Extracted data:
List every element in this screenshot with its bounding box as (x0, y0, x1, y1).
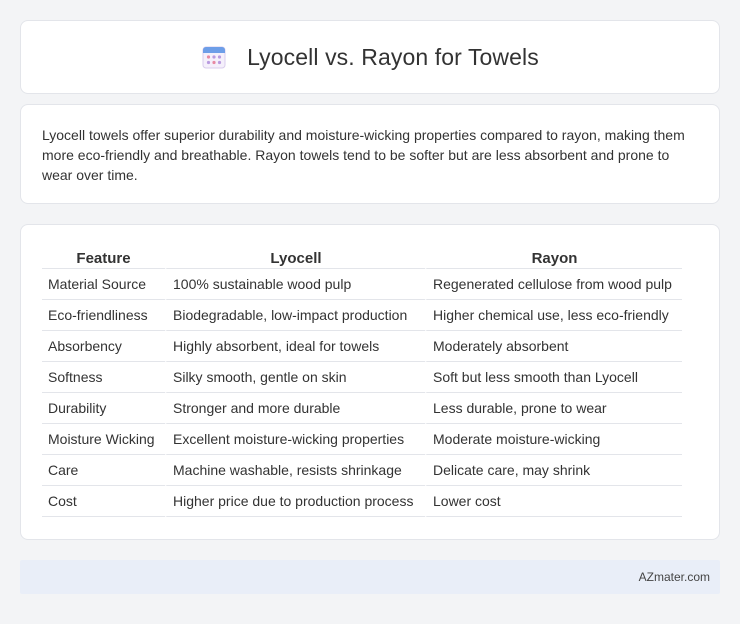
feature-cell: Absorbency (42, 331, 165, 362)
page-title: Lyocell vs. Rayon for Towels (247, 43, 539, 70)
calendar-icon (202, 46, 226, 69)
table-header-row: Feature Lyocell Rayon (42, 245, 682, 269)
table-row: Softness Silky smooth, gentle on skin So… (42, 362, 682, 393)
summary-text: Lyocell towels offer superior durability… (42, 127, 685, 183)
table-row: Cost Higher price due to production proc… (42, 486, 682, 517)
footer-brand-link[interactable]: AZmater.com (639, 570, 710, 584)
header-rayon: Rayon (425, 245, 682, 269)
table-row: Moisture Wicking Excellent moisture-wick… (42, 424, 682, 455)
feature-cell: Moisture Wicking (42, 424, 165, 455)
rayon-cell: Less durable, prone to wear (425, 393, 682, 424)
header-feature: Feature (42, 245, 165, 269)
header-inner: Lyocell vs. Rayon for Towels (201, 44, 539, 71)
table-row: Eco-friendliness Biodegradable, low-impa… (42, 300, 682, 331)
feature-cell: Softness (42, 362, 165, 393)
feature-cell: Durability (42, 393, 165, 424)
lyocell-cell: Machine washable, resists shrinkage (165, 455, 425, 486)
rayon-cell: Lower cost (425, 486, 682, 517)
feature-cell: Eco-friendliness (42, 300, 165, 331)
summary-card: Lyocell towels offer superior durability… (20, 104, 720, 204)
comparison-table: Feature Lyocell Rayon Material Source 10… (42, 245, 682, 517)
feature-cell: Care (42, 455, 165, 486)
lyocell-cell: Highly absorbent, ideal for towels (165, 331, 425, 362)
comparison-table-card: Feature Lyocell Rayon Material Source 10… (20, 224, 720, 540)
header-card: Lyocell vs. Rayon for Towels (20, 20, 720, 94)
feature-cell: Cost (42, 486, 165, 517)
lyocell-cell: Excellent moisture-wicking properties (165, 424, 425, 455)
rayon-cell: Moderately absorbent (425, 331, 682, 362)
rayon-cell: Moderate moisture-wicking (425, 424, 682, 455)
lyocell-cell: Stronger and more durable (165, 393, 425, 424)
table-row: Care Machine washable, resists shrinkage… (42, 455, 682, 486)
rayon-cell: Higher chemical use, less eco-friendly (425, 300, 682, 331)
table-row: Durability Stronger and more durable Les… (42, 393, 682, 424)
lyocell-cell: 100% sustainable wood pulp (165, 269, 425, 300)
header-lyocell: Lyocell (165, 245, 425, 269)
page: Lyocell vs. Rayon for Towels Lyocell tow… (0, 0, 740, 624)
lyocell-cell: Higher price due to production process (165, 486, 425, 517)
lyocell-cell: Silky smooth, gentle on skin (165, 362, 425, 393)
table-row: Material Source 100% sustainable wood pu… (42, 269, 682, 300)
footer: AZmater.com (20, 560, 720, 594)
feature-cell: Material Source (42, 269, 165, 300)
lyocell-cell: Biodegradable, low-impact production (165, 300, 425, 331)
rayon-cell: Delicate care, may shrink (425, 455, 682, 486)
table-row: Absorbency Highly absorbent, ideal for t… (42, 331, 682, 362)
rayon-cell: Soft but less smooth than Lyocell (425, 362, 682, 393)
rayon-cell: Regenerated cellulose from wood pulp (425, 269, 682, 300)
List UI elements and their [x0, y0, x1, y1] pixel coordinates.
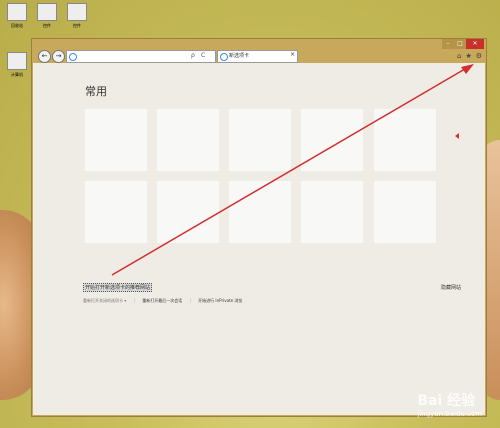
- new-tab-page: 常用 开始打开新选项卡的推荐网站 隐藏网站 重新打开关闭的选项卡 ▾ | 重新打…: [33, 63, 485, 415]
- frequent-site-tile[interactable]: [229, 181, 291, 243]
- reopen-closed-tabs-link[interactable]: 重新打开关闭的选项卡 ▾: [83, 298, 126, 303]
- titlebar: ← → ρ C 新选项卡 × – □ ✕ ⌂ ★ ⚙: [32, 39, 486, 63]
- ie-icon: [220, 53, 228, 61]
- inprivate-browsing-link[interactable]: 开始进行 InPrivate 浏览: [198, 298, 242, 303]
- minimize-button[interactable]: –: [442, 39, 454, 49]
- forward-button[interactable]: →: [52, 50, 65, 63]
- control-icon[interactable]: 控件: [32, 3, 62, 29]
- window-controls: – □ ✕: [442, 39, 484, 51]
- recycle-bin-icon[interactable]: 回收站: [2, 3, 32, 29]
- address-bar[interactable]: ρ C: [66, 50, 216, 63]
- frequent-section-title: 常用: [85, 85, 107, 98]
- frequent-site-tile[interactable]: [85, 109, 147, 171]
- baidu-jingyan-watermark: Bai 经验 jingyan.baidu.com: [417, 393, 482, 418]
- maximize-button[interactable]: □: [454, 39, 466, 49]
- cursor-marker-icon: [455, 133, 459, 139]
- tab-title: 新选项卡: [229, 53, 250, 59]
- tab-new-tab[interactable]: 新选项卡 ×: [217, 50, 298, 63]
- control-icon[interactable]: 控件: [62, 3, 92, 29]
- frequent-site-tile[interactable]: [374, 109, 436, 171]
- frequent-site-tile[interactable]: [157, 181, 219, 243]
- search-icon[interactable]: ρ: [191, 52, 195, 59]
- back-button[interactable]: ←: [38, 50, 51, 63]
- frequent-site-tile[interactable]: [374, 181, 436, 243]
- refresh-icon[interactable]: C: [201, 52, 205, 59]
- hide-sites-link[interactable]: 隐藏网站: [441, 284, 461, 291]
- computer-icon[interactable]: 计算机: [2, 52, 32, 78]
- frequent-site-tile[interactable]: [229, 109, 291, 171]
- frequent-site-tile[interactable]: [85, 181, 147, 243]
- reopen-last-session-link[interactable]: 重新打开最后一次会话: [142, 298, 182, 303]
- recommended-sites-link[interactable]: 开始打开新选项卡的推荐网站: [83, 283, 153, 292]
- close-tab-icon[interactable]: ×: [290, 51, 295, 58]
- frequent-site-tile[interactable]: [301, 109, 363, 171]
- browser-window: ← → ρ C 新选项卡 × – □ ✕ ⌂ ★ ⚙ 常用 开始打开新选项卡的推…: [31, 38, 487, 417]
- ie-icon: [69, 53, 77, 61]
- session-links: 重新打开关闭的选项卡 ▾ | 重新打开最后一次会话 | 开始进行 InPriva…: [83, 298, 243, 303]
- toolbar-icons: ⌂ ★ ⚙: [457, 52, 482, 60]
- settings-gear-icon[interactable]: ⚙: [476, 52, 482, 60]
- frequent-site-tile[interactable]: [301, 181, 363, 243]
- home-icon[interactable]: ⌂: [457, 52, 461, 60]
- close-window-button[interactable]: ✕: [466, 39, 484, 49]
- frequent-site-tile[interactable]: [157, 109, 219, 171]
- favorites-icon[interactable]: ★: [465, 52, 471, 60]
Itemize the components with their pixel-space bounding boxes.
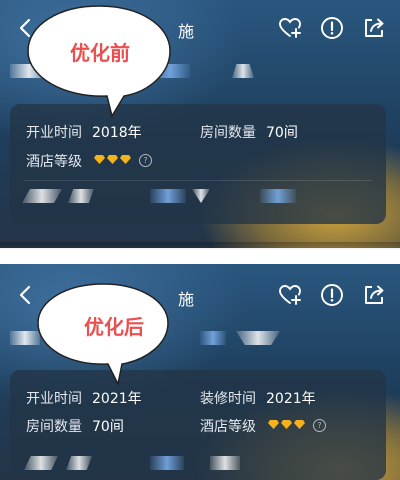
hotel-grade-diamonds xyxy=(94,155,131,164)
info-icon[interactable] xyxy=(320,16,344,40)
blurred-facilities xyxy=(10,456,386,470)
hotel-info-card: 开业时间 2018年 房间数量 70间 酒店等级 ? xyxy=(10,104,386,224)
diamond-icon xyxy=(281,420,292,429)
help-icon[interactable]: ? xyxy=(313,419,326,432)
rooms-value: 70间 xyxy=(92,419,124,435)
share-icon[interactable] xyxy=(362,16,386,40)
after-label: 优化后 xyxy=(84,315,144,339)
panel-separator xyxy=(0,248,400,264)
share-icon[interactable] xyxy=(362,283,386,307)
diamond-icon xyxy=(94,155,105,164)
rooms-label: 房间数量 xyxy=(26,419,82,435)
heart-plus-icon[interactable] xyxy=(278,16,302,40)
diamond-icon xyxy=(107,155,118,164)
card-divider xyxy=(24,180,372,181)
help-icon[interactable]: ? xyxy=(139,154,152,167)
panel-separator-shadow xyxy=(0,242,400,250)
hotel-grade-label: 酒店等级 xyxy=(26,154,82,170)
rooms-label: 房间数量 xyxy=(200,125,256,141)
before-panel: 施 开业时间 2018年 房间数量 70间 酒店等级 ? 优化前 xyxy=(0,0,400,248)
diamond-icon xyxy=(268,420,279,429)
opening-time-label: 开业时间 xyxy=(26,391,82,407)
renovation-time-label: 装修时间 xyxy=(200,391,256,407)
hotel-grade-label: 酒店等级 xyxy=(200,419,256,435)
before-label: 优化前 xyxy=(70,41,130,65)
info-icon[interactable] xyxy=(320,283,344,307)
diamond-icon xyxy=(294,420,305,429)
hotel-name-fragment: 施 xyxy=(178,290,195,309)
opening-time-value: 2021年 xyxy=(92,391,142,407)
blurred-facilities xyxy=(10,189,386,203)
heart-plus-icon[interactable] xyxy=(278,283,302,307)
rooms-value: 70间 xyxy=(266,125,298,141)
opening-time-value: 2018年 xyxy=(92,125,142,141)
renovation-time-value: 2021年 xyxy=(266,391,316,407)
diamond-icon xyxy=(120,155,131,164)
hotel-name-fragment: 施 xyxy=(178,22,195,41)
opening-time-label: 开业时间 xyxy=(26,125,82,141)
hotel-grade-diamonds xyxy=(268,420,305,429)
after-panel: 施 开业时间 2021年 装修时间 2021年 房间数量 70间 酒店等级 ? xyxy=(0,264,400,480)
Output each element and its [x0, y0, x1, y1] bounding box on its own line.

Short task: Please print the lines from the line containing "feature-cell: Absorbency (42, 331, 165, 362)" to the line containing "lyocell-cell: Higher price", reproducing each one exactly.

Solution:
feature-cell: Absorbency (42, 331, 165, 362)
page-title: Lyocell vs. Rayon for Towels (247, 43, 539, 70)
calendar-icon (202, 46, 226, 69)
table-header-row: Feature Lyocell Rayon (42, 245, 682, 269)
table-row: Softness Silky smooth, gentle on skin So… (42, 362, 682, 393)
summary-text: Lyocell towels offer superior durability… (42, 127, 685, 183)
table-row: Cost Higher price due to production proc… (42, 486, 682, 517)
footer-brand-link[interactable]: AZmater.com (639, 570, 710, 584)
header-rayon: Rayon (425, 245, 682, 269)
table-row: Moisture Wicking Excellent moisture-wick… (42, 424, 682, 455)
feature-cell: Moisture Wicking (42, 424, 165, 455)
rayon-cell: Less durable, prone to wear (425, 393, 682, 424)
header-feature: Feature (42, 245, 165, 269)
header-inner: Lyocell vs. Rayon for Towels (201, 44, 539, 71)
table-row: Eco-friendliness Biodegradable, low-impa… (42, 300, 682, 331)
feature-cell: Softness (42, 362, 165, 393)
feature-cell: Durability (42, 393, 165, 424)
lyocell-cell: Machine washable, resists shrinkage (165, 455, 425, 486)
rayon-cell: Lower cost (425, 486, 682, 517)
feature-cell: Eco-friendliness (42, 300, 165, 331)
summary-card: Lyocell towels offer superior durability… (20, 104, 720, 204)
comparison-table: Feature Lyocell Rayon Material Source 10… (42, 245, 682, 517)
feature-cell: Care (42, 455, 165, 486)
lyocell-cell: Highly absorbent, ideal for towels (165, 331, 425, 362)
comparison-table-card: Feature Lyocell Rayon Material Source 10… (20, 224, 720, 540)
header-card: Lyocell vs. Rayon for Towels (20, 20, 720, 94)
feature-cell: Cost (42, 486, 165, 517)
lyocell-cell: Excellent moisture-wicking properties (165, 424, 425, 455)
rayon-cell: Moderately absorbent (425, 331, 682, 362)
rayon-cell: Moderate moisture-wicking (425, 424, 682, 455)
lyocell-cell: Stronger and more durable (165, 393, 425, 424)
table-row: Care Machine washable, resists shrinkage… (42, 455, 682, 486)
rayon-cell: Higher chemical use, less eco-friendly (425, 300, 682, 331)
table-row: Durability Stronger and more durable Les… (42, 393, 682, 424)
lyocell-cell: 100% sustainable wood pulp (165, 269, 425, 300)
header-lyocell: Lyocell (165, 245, 425, 269)
page: Lyocell vs. Rayon for Towels Lyocell tow… (0, 0, 740, 624)
lyocell-cell: Higher price due to production process (165, 486, 425, 517)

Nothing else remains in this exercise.